# [Requirements]
Scan the entries below. List each line with "Chikitsa".

# [Raw records]
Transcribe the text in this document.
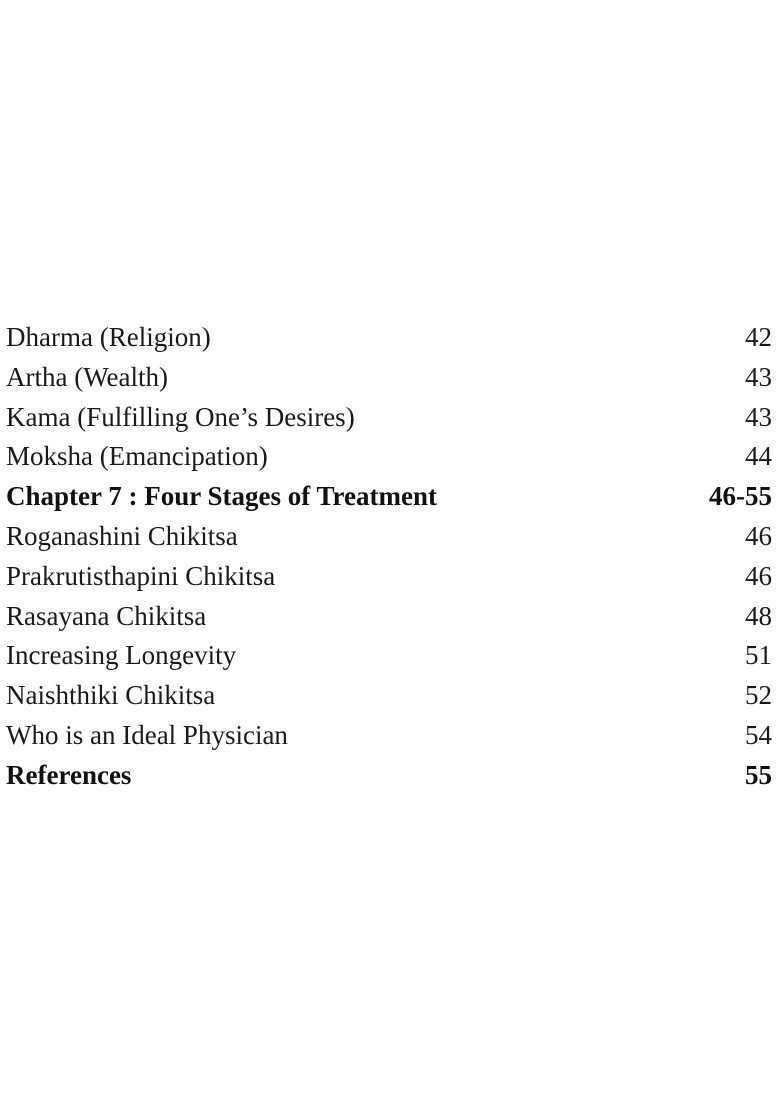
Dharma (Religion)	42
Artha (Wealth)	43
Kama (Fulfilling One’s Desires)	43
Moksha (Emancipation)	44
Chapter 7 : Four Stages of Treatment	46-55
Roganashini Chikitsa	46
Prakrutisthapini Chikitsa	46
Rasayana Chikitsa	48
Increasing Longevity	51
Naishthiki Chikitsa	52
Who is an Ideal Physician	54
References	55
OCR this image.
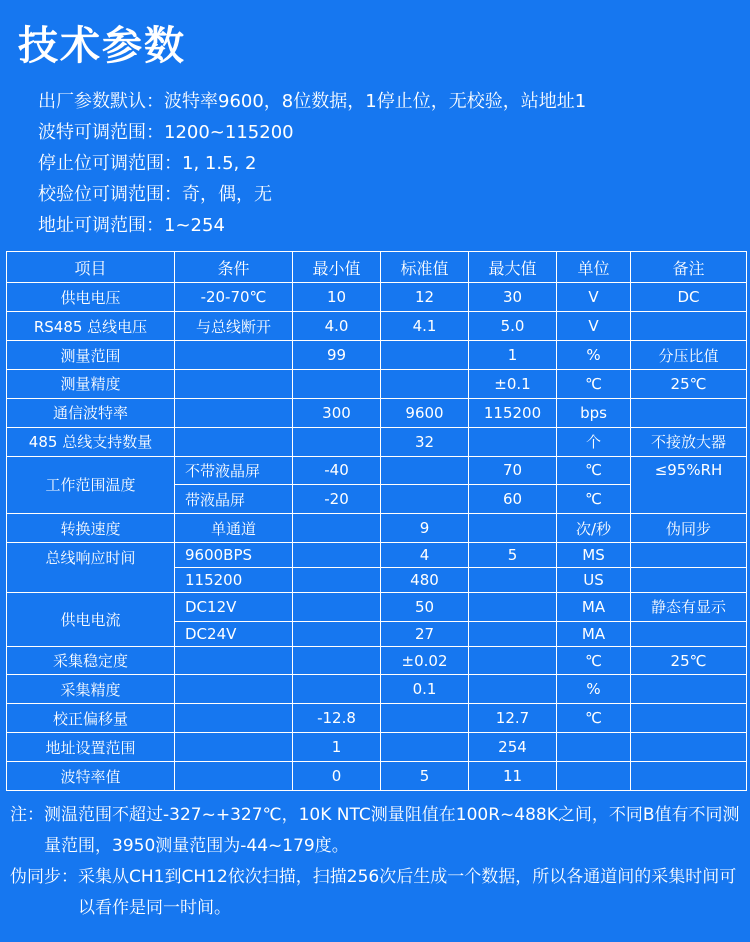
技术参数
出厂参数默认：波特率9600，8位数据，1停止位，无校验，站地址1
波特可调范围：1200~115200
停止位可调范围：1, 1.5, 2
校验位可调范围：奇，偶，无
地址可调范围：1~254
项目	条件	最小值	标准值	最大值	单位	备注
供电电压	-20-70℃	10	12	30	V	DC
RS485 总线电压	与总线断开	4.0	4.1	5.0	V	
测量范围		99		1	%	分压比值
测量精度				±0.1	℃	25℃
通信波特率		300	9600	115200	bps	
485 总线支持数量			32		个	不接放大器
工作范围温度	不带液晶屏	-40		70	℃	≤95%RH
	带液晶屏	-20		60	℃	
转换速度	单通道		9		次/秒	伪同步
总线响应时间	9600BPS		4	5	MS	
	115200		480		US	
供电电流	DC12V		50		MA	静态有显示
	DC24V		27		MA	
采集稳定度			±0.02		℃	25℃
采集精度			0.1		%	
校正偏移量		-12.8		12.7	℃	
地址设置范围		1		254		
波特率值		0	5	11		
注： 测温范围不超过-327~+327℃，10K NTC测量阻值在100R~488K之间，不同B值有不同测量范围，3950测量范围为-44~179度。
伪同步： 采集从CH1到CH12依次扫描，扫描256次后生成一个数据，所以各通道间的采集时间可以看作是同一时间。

# [Exercise output]
Roganashini Chikitsa	46
Prakrutisthapini Chikitsa	46
Rasayana Chikitsa	48
Naishthiki Chikitsa	52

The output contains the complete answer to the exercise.